→ YOUR GOAL: Will you print the material below without altering a single character?

-- START OF DATASET RECORDS --

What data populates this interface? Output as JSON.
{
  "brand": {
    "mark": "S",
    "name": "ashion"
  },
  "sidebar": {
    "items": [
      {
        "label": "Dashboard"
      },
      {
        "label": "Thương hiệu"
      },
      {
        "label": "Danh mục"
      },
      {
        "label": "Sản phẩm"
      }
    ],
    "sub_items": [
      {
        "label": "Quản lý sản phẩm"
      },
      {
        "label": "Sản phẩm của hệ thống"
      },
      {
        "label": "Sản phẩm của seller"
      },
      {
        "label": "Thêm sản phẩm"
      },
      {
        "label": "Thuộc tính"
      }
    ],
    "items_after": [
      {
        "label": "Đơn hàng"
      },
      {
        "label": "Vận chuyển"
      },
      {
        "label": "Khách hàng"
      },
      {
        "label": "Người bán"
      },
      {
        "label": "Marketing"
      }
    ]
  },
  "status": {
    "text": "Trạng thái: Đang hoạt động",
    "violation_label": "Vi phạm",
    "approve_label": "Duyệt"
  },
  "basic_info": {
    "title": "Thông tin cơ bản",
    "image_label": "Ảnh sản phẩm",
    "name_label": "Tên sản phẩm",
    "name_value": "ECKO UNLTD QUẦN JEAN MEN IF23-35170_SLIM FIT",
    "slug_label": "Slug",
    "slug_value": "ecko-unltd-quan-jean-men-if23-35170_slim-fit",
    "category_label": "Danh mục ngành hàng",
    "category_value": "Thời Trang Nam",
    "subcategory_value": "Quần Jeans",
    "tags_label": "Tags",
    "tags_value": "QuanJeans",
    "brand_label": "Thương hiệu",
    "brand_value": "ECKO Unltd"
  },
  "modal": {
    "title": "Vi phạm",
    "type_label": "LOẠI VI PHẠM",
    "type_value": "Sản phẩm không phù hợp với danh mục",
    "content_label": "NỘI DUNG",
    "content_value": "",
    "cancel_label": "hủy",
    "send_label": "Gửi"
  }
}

-- END OF DATASET RECORDS --

→ FINISHED EXERCISE:
What data populates this interface? Output as JSON.
{
  "brand": {
    "mark": "S",
    "name": "ashion"
  },
  "sidebar": {
    "items": [
      {
        "label": "Dashboard"
      },
      {
        "label": "Thương hiệu"
      },
      {
        "label": "Danh mục"
      },
      {
        "label": "Sản phẩm"
      }
    ],
    "sub_items": [
      {
        "label": "Quản lý sản phẩm"
      },
      {
        "label": "Sản phẩm của hệ thống"
      },
      {
        "label": "Sản phẩm của seller"
      },
      {
        "label": "Thêm sản phẩm"
      },
      {
        "label": "Thuộc tính"
      }
    ],
    "items_after": [
      {
        "label": "Đơn hàng"
      },
      {
        "label": "Vận chuyển"
      },
      {
        "label": "Khách hàng"
      },
      {
        "label": "Người bán"
      },
      {
        "label": "Marketing"
      }
    ]
  },
  "status": {
    "text": "Trạng thái: Đang hoạt động",
    "violation_label": "Vi phạm",
    "approve_label": "Duyệt"
  },
  "basic_info": {
    "title": "Thông tin cơ bản",
    "image_label": "Ảnh sản phẩm",
    "name_label": "Tên sản phẩm",
    "name_value": "ECKO UNLTD QUẦN JEAN MEN IF23-35170_SLIM FIT",
    "slug_label": "Slug",
    "slug_value": "ecko-unltd-quan-jean-men-if23-35170_slim-fit",
    "category_label": "Danh mục ngành hàng",
    "category_value": "Thời Trang Nam",
    "subcategory_value": "Quần Jeans",
    "tags_label": "Tags",
    "tags_value": "QuanJeans",
    "brand_label": "Thương hiệu",
    "brand_value": "ECKO Unltd"
  },
  "modal": {
    "title": "Vi phạm",
    "type_label": "LOẠI VI PHẠM",
    "type_value": "Sản phẩm không phù hợp với danh mục",
    "content_label": "NỘI DUNG",
    "content_value": "",
    "cancel_label": "hủy",
    "send_label": "Gửi"
  }
}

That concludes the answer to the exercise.